American System of Manufacturing - History

History

In the late 18th century, French General Jean Baptiste Vaquette de Gribeauval suggested that muskets could be manufactured faster and more economically if they were made from interchangeable parts. This system would also make field repairs easier to carry out under battle conditions. He provided patronage to Honoré Blanc, who attempted to implement the Système Gribeauval, but never succeeded. Until then, under the English System of Manufacturing, skilled machinists were required to produce parts from a design. But however skilled the machinist, parts were never identical, and each part had to be manufactured separately to fit its counterpart—almost always by one person who produced each completed item from start to finish.

Mass production using interchangeable parts was first achieved in 1803 by Marc Isambard Brunel in cooperation with Henry Maudslay, and Simon Goodrich, under the management of (with contributions by) Brigadier-General Sir Samuel Bentham, the Inspector General of Naval Works at Portsmouth Block Mills at Portsmouth Dockyard, for the British Royal Navy during the Napoleonic War. By 1808 annual production had reached 130,000 sailing blocks. This method of working did not catch on in general manufacturing in Britain for many decades, and when it did it was imported from America, and became known as the American System of Manufacturing, even though it originated in England.

The Lowell system is also related to the American system during this time. It emphasized procuring, training, and providing housing and other living necessities for the workforce, as well as using semi-automated machines in a centralized factory building or complex.

Gribeauval's idea was conveyed to the US by two routes. First, Blanc's friend Thomas Jefferson championed it, sending copies of Blanc's memoirs and papers describing his work to Secretary of War Henry Knox. Second, artillery officer Louis de Tousard who served with Lafayette was an enthusiast of Gribeauval's ideas. Tousard wrote two influential documents after the American Revolution; one was used as the blueprint for West Point, and the other became the officer's training manual.

» Raw data:
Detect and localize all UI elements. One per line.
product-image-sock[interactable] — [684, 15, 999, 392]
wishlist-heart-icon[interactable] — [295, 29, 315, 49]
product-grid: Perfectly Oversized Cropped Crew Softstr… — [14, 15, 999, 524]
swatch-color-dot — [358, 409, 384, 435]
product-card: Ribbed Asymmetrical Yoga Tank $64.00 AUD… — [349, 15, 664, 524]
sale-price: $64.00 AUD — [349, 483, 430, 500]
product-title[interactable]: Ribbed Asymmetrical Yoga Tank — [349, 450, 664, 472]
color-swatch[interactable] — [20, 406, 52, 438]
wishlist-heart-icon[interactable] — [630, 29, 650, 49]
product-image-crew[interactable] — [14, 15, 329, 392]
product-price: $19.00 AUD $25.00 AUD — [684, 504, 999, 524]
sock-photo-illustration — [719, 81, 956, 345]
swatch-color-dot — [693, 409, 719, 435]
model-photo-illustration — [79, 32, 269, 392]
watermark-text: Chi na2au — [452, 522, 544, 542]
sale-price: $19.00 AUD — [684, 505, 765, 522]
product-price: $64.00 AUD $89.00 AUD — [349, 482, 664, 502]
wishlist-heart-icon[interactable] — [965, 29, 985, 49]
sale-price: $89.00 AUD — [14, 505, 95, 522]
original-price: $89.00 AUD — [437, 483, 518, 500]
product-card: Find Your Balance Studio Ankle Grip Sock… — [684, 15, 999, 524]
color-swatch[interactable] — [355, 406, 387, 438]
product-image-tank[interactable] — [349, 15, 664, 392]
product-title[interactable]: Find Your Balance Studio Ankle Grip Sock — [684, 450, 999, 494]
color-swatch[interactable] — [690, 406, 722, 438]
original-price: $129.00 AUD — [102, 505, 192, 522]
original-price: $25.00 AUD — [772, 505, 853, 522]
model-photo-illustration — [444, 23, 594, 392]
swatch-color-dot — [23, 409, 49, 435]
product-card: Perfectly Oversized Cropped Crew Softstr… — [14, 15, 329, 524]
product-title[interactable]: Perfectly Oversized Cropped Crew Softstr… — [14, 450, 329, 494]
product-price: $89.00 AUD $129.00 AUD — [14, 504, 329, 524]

» Problem to solve:
Reproduce the passage on the history of the American System of Manufacturing between "The Lowell system" and "building or complex.", inclusive.

» Finished answer:
The Lowell system is also related to the American system during this time. It emphasized procuring, training, and providing housing and other living necessities for the workforce, as well as using semi-automated machines in a centralized factory building or complex.